(Given request):
Repeat, line for line, the entries printed below.

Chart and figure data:
━━━━━━━━

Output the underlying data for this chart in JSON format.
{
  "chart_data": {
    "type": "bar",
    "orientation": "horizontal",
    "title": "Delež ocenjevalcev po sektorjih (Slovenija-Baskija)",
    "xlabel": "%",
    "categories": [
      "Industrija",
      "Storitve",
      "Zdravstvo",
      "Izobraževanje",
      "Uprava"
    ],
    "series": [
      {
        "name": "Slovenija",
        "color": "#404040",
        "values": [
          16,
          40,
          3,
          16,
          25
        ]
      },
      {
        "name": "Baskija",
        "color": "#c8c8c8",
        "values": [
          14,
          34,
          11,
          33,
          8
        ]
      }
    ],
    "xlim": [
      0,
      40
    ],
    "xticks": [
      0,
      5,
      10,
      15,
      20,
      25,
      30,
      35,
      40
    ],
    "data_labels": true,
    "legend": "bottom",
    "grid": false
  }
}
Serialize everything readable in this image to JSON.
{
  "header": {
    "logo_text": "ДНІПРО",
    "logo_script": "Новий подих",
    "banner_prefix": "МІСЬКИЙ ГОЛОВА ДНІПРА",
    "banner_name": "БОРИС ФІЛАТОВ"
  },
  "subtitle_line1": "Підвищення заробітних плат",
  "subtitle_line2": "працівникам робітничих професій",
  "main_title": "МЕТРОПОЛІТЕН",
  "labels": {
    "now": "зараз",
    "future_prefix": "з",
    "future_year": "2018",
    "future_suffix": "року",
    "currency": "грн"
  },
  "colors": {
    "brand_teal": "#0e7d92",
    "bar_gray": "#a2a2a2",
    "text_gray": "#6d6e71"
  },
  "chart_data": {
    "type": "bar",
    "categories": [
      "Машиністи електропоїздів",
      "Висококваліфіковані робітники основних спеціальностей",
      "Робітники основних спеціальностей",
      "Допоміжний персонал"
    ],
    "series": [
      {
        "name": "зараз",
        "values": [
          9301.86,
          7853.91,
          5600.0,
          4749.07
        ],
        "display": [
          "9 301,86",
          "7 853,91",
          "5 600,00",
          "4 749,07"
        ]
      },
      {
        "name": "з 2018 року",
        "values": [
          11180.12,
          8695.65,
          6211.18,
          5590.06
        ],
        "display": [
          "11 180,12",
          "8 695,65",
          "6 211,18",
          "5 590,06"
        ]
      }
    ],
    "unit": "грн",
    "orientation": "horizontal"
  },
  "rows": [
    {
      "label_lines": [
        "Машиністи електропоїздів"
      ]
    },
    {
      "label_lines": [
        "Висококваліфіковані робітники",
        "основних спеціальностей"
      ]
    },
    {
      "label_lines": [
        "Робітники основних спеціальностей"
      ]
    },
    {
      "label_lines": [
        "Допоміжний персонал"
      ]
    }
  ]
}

━━━━━━━━

(Task response):
Output the underlying data for this chart in JSON format.
{
  "chart_data": {
    "type": "bar",
    "orientation": "horizontal",
    "title": "Delež ocenjevalcev po sektorjih (Slovenija-Baskija)",
    "xlabel": "%",
    "categories": [
      "Industrija",
      "Storitve",
      "Zdravstvo",
      "Izobraževanje",
      "Uprava"
    ],
    "series": [
      {
        "name": "Slovenija",
        "color": "#404040",
        "values": [
          16,
          40,
          3,
          16,
          25
        ]
      },
      {
        "name": "Baskija",
        "color": "#c8c8c8",
        "values": [
          14,
          34,
          11,
          33,
          8
        ]
      }
    ],
    "xlim": [
      0,
      40
    ],
    "xticks": [
      0,
      5,
      10,
      15,
      20,
      25,
      30,
      35,
      40
    ],
    "data_labels": true,
    "legend": "bottom",
    "grid": false
  }
}
Serialize everything readable in this image to JSON.
{
  "header": {
    "logo_text": "ДНІПРО",
    "logo_script": "Новий подих",
    "banner_prefix": "МІСЬКИЙ ГОЛОВА ДНІПРА",
    "banner_name": "БОРИС ФІЛАТОВ"
  },
  "subtitle_line1": "Підвищення заробітних плат",
  "subtitle_line2": "працівникам робітничих професій",
  "main_title": "МЕТРОПОЛІТЕН",
  "labels": {
    "now": "зараз",
    "future_prefix": "з",
    "future_year": "2018",
    "future_suffix": "року",
    "currency": "грн"
  },
  "colors": {
    "brand_teal": "#0e7d92",
    "bar_gray": "#a2a2a2",
    "text_gray": "#6d6e71"
  },
  "chart_data": {
    "type": "bar",
    "categories": [
      "Машиністи електропоїздів",
      "Висококваліфіковані робітники основних спеціальностей",
      "Робітники основних спеціальностей",
      "Допоміжний персонал"
    ],
    "series": [
      {
        "name": "зараз",
        "values": [
          9301.86,
          7853.91,
          5600.0,
          4749.07
        ],
        "display": [
          "9 301,86",
          "7 853,91",
          "5 600,00",
          "4 749,07"
        ]
      },
      {
        "name": "з 2018 року",
        "values": [
          11180.12,
          8695.65,
          6211.18,
          5590.06
        ],
        "display": [
          "11 180,12",
          "8 695,65",
          "6 211,18",
          "5 590,06"
        ]
      }
    ],
    "unit": "грн",
    "orientation": "horizontal"
  },
  "rows": [
    {
      "label_lines": [
        "Машиністи електропоїздів"
      ]
    },
    {
      "label_lines": [
        "Висококваліфіковані робітники",
        "основних спеціальностей"
      ]
    },
    {
      "label_lines": [
        "Робітники основних спеціальностей"
      ]
    },
    {
      "label_lines": [
        "Допоміжний персонал"
      ]
    }
  ]
}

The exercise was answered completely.